Remember the cabaret law? The bane of our existence, the thing that made going out oppressive and demeaning—not freewheeling and fun? I do. I remember it, because even though the city’s reportedly backed off enforcing the no-dancing statute, it’s still there. The “No Dancing Allowed” signs prevail, and bouncers are still telling patrons not to sway to the music. Just last week a friend was at a brand-new spot—R & R, formerly the site of the long-demonized cabaret-less club the Cooler—when security told him to cut out that dancing nonsense.
There’s finally a lawsuit, but it’s barely gotten any press. NYU law professor Paul Chevigny and civil liberties advocate Norman Siegel are challenging the city on behalf of plaintiffs consisting of professional and social dancers, a dance organization, and promoters, on the grounds that the law prohibits expression and social dancing—which greatly influences dance forms like ballet, jazz, and modern dance. Chevigny says that bars “still get summonses, and dancers don’t experience [enforcement] as bad as it was a few years ago. It’s like getting struck by lightning.”
Chevigny, who successfully argued against the equally ludicrous “three-musician rule” in the ’80s in a case on behalf of the musicians’ union, says that he’s having a hard time rallying troops—club owners are afraid to testify, and patrons and proprietors alike simply don’t care, because the city’s not messing with them too much. For now, anyway.
Such self-centered self-preservation is shortsighted. The cabaret law, as long as it’s on the books, will be dusted off whenever the city needs a magic weapon to wield against the unseemly world of nightlife. The law, which was enacted during Prohibition, wasn’t enforced for a while but was resurrected during the ’50s and ’60s. “Shady” characters—i.e., some of the greatest artists of the 20th century—had to qualify for a cabaret identification card. Without one, they couldn’t play a cabaret. Their names? Billie Holiday, Thelonious Monk, Nina Simone.
The cards were abolished, and people forgot about the law again. “In the ’70s there was no enforcement,” says Chevigny. “We had a lot of jazz in the city. But when Koch came into office and the land rents rose, the city had money, they started cracking down, and places suddenly had summonses.” So don’t be fooled: The cabaret law is merely a sleeping dragon. “There’ll be another crackdown,” promises Chevigny.

ENTRIES PROVIDED –
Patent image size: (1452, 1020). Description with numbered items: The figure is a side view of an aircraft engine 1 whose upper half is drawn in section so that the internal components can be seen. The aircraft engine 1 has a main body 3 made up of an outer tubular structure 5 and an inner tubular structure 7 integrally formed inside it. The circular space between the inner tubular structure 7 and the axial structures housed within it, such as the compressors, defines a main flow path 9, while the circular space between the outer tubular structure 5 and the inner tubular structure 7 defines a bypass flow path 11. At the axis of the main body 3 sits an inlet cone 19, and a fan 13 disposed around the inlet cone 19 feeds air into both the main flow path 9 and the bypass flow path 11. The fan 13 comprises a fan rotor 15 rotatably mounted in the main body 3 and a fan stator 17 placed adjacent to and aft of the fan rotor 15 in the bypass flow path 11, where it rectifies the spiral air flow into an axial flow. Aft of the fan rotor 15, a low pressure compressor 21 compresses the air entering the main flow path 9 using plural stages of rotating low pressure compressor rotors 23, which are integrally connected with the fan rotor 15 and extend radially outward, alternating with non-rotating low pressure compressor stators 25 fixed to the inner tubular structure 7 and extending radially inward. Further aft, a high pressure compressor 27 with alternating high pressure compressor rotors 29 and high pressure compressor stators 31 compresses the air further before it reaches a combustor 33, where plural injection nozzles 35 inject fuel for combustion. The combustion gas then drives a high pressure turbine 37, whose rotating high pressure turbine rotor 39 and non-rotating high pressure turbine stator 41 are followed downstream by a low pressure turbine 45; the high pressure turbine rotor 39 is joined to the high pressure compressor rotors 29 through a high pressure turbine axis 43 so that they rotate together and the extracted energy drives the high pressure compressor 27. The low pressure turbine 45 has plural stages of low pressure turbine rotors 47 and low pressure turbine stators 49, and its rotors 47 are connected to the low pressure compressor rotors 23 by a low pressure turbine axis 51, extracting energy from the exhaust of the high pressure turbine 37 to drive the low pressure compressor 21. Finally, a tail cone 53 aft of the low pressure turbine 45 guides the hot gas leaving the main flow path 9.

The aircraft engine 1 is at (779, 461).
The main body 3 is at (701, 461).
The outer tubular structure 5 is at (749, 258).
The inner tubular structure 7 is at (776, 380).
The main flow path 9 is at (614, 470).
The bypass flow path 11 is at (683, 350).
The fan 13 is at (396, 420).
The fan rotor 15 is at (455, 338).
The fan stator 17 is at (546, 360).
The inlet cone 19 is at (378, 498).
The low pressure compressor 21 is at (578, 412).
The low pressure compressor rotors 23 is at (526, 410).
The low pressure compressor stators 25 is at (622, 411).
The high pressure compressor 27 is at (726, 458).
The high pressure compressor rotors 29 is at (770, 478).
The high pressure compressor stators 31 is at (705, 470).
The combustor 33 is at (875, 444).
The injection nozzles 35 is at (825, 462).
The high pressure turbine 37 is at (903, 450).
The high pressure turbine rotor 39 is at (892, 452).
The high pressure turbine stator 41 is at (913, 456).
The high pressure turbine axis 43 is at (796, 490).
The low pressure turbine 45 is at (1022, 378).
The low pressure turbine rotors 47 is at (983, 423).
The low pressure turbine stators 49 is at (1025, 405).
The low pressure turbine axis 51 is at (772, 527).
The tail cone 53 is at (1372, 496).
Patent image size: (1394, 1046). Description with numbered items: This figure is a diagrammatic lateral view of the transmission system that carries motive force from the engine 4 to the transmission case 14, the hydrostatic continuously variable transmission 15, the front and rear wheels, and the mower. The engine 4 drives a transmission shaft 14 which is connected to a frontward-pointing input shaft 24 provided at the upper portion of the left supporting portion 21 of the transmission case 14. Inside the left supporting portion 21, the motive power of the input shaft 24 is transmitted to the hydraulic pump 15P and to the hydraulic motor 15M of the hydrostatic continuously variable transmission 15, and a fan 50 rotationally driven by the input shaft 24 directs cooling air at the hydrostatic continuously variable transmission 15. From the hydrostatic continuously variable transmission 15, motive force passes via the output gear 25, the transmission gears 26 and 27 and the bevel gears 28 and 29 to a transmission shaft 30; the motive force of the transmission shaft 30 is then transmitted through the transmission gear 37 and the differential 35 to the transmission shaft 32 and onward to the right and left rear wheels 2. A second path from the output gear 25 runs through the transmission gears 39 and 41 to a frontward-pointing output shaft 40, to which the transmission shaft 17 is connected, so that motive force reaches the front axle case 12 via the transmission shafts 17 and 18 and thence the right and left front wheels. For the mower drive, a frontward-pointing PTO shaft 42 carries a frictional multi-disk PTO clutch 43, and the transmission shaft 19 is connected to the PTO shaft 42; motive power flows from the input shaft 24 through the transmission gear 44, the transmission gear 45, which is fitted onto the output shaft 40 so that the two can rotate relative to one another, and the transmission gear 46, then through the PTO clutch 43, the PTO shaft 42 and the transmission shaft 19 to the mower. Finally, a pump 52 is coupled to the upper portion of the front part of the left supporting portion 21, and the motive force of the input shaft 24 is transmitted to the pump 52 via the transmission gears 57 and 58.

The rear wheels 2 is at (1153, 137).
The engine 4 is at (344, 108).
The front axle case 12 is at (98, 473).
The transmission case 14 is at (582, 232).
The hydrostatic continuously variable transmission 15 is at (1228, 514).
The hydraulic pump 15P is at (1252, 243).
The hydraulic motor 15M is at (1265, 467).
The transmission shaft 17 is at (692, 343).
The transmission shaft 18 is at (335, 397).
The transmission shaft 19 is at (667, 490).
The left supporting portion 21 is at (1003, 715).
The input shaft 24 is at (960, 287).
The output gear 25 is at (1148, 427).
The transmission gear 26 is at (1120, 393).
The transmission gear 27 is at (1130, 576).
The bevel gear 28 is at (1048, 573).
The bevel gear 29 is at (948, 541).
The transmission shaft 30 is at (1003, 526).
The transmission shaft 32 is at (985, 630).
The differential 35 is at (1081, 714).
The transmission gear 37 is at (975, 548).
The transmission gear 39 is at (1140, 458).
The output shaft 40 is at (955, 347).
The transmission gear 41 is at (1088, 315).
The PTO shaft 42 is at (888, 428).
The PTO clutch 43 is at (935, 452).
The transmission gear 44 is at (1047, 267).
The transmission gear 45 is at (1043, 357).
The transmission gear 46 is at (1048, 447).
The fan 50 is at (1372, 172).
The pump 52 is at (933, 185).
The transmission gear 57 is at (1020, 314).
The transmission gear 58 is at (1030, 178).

WORK INSTRUCTIONS –
1 - Return the part of the cabaret law piece between "Remember the cabaret" and "that dancing nonsense.", inclusive.
2 - According to the cabaret law piece, during what era was the law enacted?
3 - Write what comes next in the piece on the cabaret law, picking up after its final sentence.
Nothing in the listing is needed here.

TASK ANSWERS –
1 -
Remember the cabaret law? The bane of our existence, the thing that made going out oppressive and demeaning—not freewheeling and fun? I do. I remember it, because even though the city’s reportedly backed off enforcing the no-dancing statute, it’s still there. The “No Dancing Allowed” signs prevail, and bouncers are still telling patrons not to sway to the music. Just last week a friend was at a brand-new spot—R & R, formerly the site of the long-demonized cabaret-less club the Cooler—when security told him to cut out that dancing nonsense.

2 - During Prohibition.

3 -
I informally surveyed club owners, promoters, and DJs about their awareness of and involvement in the case. One bar owner who runs several of the sleaziest spots in the city is fighting behind the scenes. The culture of fear remains. Possibly no one can better argue why the cabaret law should be abolished than Joe’s Pub owner Serge Becker, who is giving Chevigny sworn statements.
Becker: “The cultural impact of social dancing on performance dance is that it serves as a living laboratory for new ideas and forms. We can’t let it stand and leave it to the benevolence of the powers that be. History has clearly shown us that a closet fascist like Giuliani is just around the corner. The problems that nightlife brings to the city (drugs, noise, etc.) will have to be addressed in a straightforward manner, not through the convenient back door of trampling on a fundamental human right. It’s an embarrassment to explain to an international artist like Youssou N’Dour that his fans are not allowed to dance at his concerts. The fact that the existing 221 licenses are coveted like a share in a unsavory cartel by their cowardly unprincipled owners adds insult to injury. When it comes to human rights, the right to serve overpriced bottles to dimwits has to take the backseat. Sorry! It’s time everybody speaks out and puts the final nail into the coffin of this oppressive law not even the police like to enforce.”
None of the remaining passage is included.